**Dataset excerpts**
------------------------

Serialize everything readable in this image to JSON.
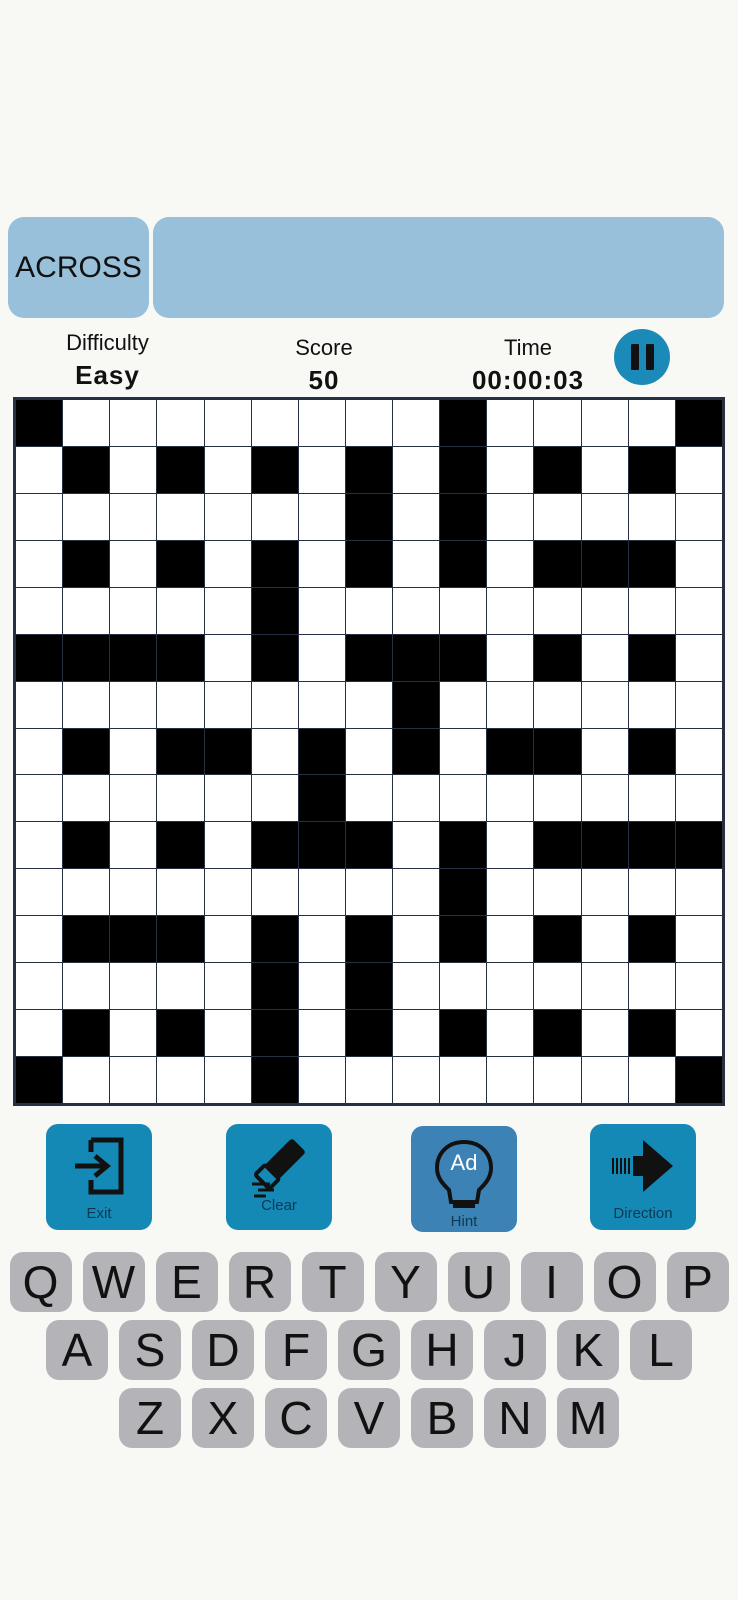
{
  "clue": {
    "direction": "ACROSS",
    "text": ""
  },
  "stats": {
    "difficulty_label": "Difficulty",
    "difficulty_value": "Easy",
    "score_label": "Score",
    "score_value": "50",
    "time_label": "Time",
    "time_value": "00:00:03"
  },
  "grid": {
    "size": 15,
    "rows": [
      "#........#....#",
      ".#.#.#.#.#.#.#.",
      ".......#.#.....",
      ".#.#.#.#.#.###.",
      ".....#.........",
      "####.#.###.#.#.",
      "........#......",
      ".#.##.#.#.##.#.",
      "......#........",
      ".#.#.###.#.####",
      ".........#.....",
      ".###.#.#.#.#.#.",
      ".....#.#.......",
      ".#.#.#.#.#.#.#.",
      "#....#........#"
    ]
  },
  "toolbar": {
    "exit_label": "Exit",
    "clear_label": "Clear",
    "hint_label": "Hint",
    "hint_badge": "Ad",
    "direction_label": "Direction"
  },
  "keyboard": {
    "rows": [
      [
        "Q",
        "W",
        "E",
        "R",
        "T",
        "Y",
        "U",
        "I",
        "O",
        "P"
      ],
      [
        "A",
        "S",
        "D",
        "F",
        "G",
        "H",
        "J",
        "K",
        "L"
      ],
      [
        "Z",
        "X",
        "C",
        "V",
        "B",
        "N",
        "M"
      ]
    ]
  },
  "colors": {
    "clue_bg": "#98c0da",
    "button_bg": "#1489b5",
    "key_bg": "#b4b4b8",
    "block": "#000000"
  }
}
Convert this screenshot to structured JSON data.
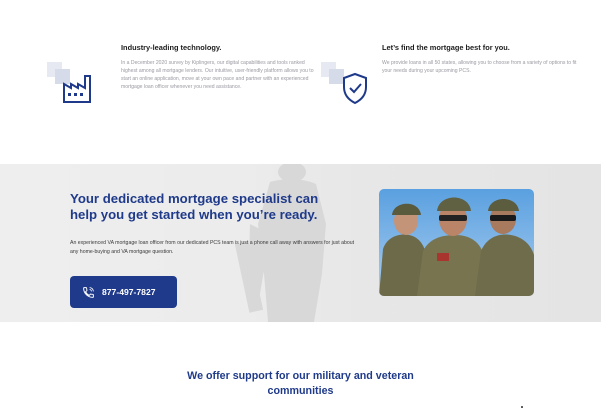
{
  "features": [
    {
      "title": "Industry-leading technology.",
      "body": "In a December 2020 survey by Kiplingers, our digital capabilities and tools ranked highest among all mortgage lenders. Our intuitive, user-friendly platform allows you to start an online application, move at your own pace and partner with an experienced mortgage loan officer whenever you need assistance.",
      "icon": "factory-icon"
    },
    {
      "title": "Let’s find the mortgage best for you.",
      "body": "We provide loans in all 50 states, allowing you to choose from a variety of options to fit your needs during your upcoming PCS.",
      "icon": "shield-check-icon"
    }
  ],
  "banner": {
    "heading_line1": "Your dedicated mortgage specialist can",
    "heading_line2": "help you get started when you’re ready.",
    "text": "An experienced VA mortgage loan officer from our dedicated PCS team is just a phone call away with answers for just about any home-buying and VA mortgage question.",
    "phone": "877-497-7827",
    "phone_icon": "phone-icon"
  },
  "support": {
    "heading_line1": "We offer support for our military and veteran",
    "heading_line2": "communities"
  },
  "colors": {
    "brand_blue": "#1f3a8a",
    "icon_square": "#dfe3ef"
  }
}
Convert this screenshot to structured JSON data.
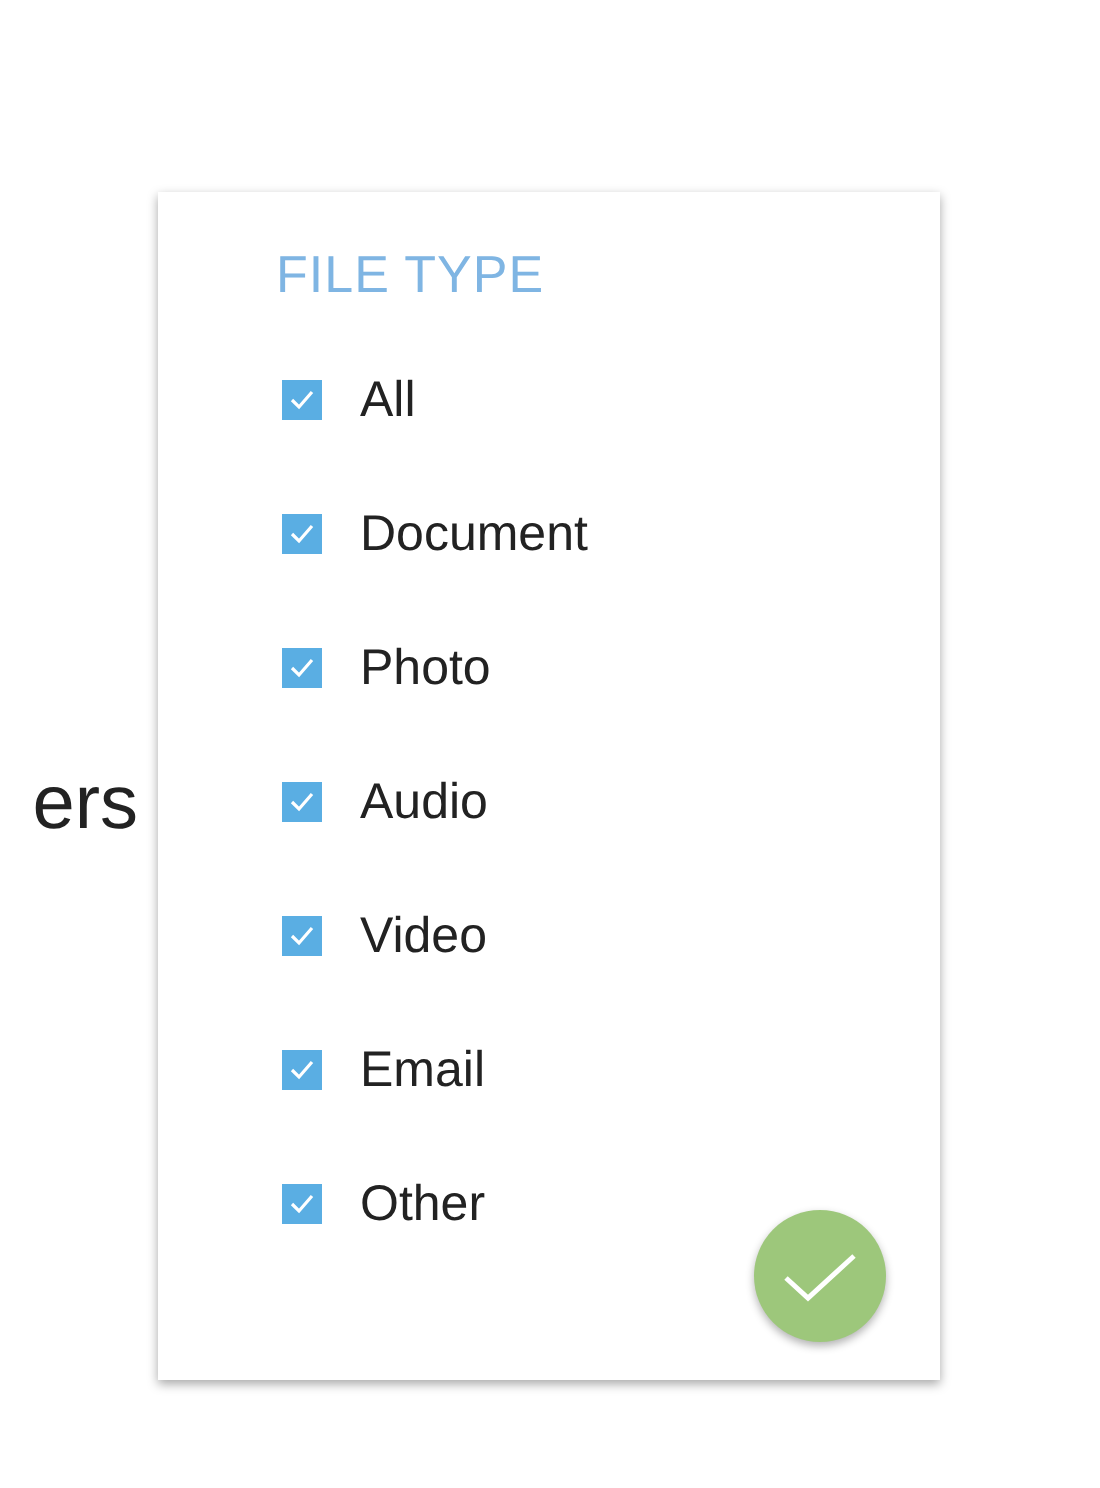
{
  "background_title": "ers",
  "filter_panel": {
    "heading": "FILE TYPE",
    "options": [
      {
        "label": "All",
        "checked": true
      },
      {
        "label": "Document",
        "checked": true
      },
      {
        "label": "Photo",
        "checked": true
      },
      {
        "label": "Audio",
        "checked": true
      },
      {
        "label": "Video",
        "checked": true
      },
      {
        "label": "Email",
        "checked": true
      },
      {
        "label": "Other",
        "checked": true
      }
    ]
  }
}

------------------------

**EXERCISE TASK**
Reproduce the material word for word, minus the images.

**COMPLETED EXERCISE**
Serialize everything readable in this image to JSON.
{
  "clue": {
    "direction": "ACROSS",
    "text": ""
  },
  "stats": {
    "difficulty_label": "Difficulty",
    "difficulty_value": "Easy",
    "score_label": "Score",
    "score_value": "50",
    "time_label": "Time",
    "time_value": "00:00:03"
  },
  "grid": {
    "size": 15,
    "rows": [
      "#........#....#",
      ".#.#.#.#.#.#.#.",
      ".......#.#.....",
      ".#.#.#.#.#.###.",
      ".....#.........",
      "####.#.###.#.#.",
      "........#......",
      ".#.##.#.#.##.#.",
      "......#........",
      ".#.#.###.#.####",
      ".........#.....",
      ".###.#.#.#.#.#.",
      ".....#.#.......",
      ".#.#.#.#.#.#.#.",
      "#....#........#"
    ]
  },
  "toolbar": {
    "exit_label": "Exit",
    "clear_label": "Clear",
    "hint_label": "Hint",
    "hint_badge": "Ad",
    "direction_label": "Direction"
  },
  "keyboard": {
    "rows": [
      [
        "Q",
        "W",
        "E",
        "R",
        "T",
        "Y",
        "U",
        "I",
        "O",
        "P"
      ],
      [
        "A",
        "S",
        "D",
        "F",
        "G",
        "H",
        "J",
        "K",
        "L"
      ],
      [
        "Z",
        "X",
        "C",
        "V",
        "B",
        "N",
        "M"
      ]
    ]
  },
  "colors": {
    "clue_bg": "#98c0da",
    "button_bg": "#1489b5",
    "key_bg": "#b4b4b8",
    "block": "#000000"
  }
}
Convert this screenshot to structured JSON data.
{
  "features": [
    {
      "title": "Industry-leading technology.",
      "body": "In a December 2020 survey by Kiplingers, our digital capabilities and tools ranked highest among all mortgage lenders. Our intuitive, user-friendly platform allows you to start an online application, move at your own pace and partner with an experienced mortgage loan officer whenever you need assistance.",
      "icon": "factory-icon"
    },
    {
      "title": "Let’s find the mortgage best for you.",
      "body": "We provide loans in all 50 states, allowing you to choose from a variety of options to fit your needs during your upcoming PCS.",
      "icon": "shield-check-icon"
    }
  ],
  "banner": {
    "heading_line1": "Your dedicated mortgage specialist can",
    "heading_line2": "help you get started when you’re ready.",
    "text": "An experienced VA mortgage loan officer from our dedicated PCS team is just a phone call away with answers for just about any home-buying and VA mortgage question.",
    "phone": "877-497-7827",
    "phone_icon": "phone-icon"
  },
  "support": {
    "heading_line1": "We offer support for our military and veteran",
    "heading_line2": "communities"
  },
  "colors": {
    "brand_blue": "#1f3a8a",
    "icon_square": "#dfe3ef"
  }
}
Convert this screenshot to structured JSON data.
{
  "background_title": "ers",
  "filter_panel": {
    "heading": "FILE TYPE",
    "options": [
      {
        "label": "All",
        "checked": true
      },
      {
        "label": "Document",
        "checked": true
      },
      {
        "label": "Photo",
        "checked": true
      },
      {
        "label": "Audio",
        "checked": true
      },
      {
        "label": "Video",
        "checked": true
      },
      {
        "label": "Email",
        "checked": true
      },
      {
        "label": "Other",
        "checked": true
      }
    ]
  }
}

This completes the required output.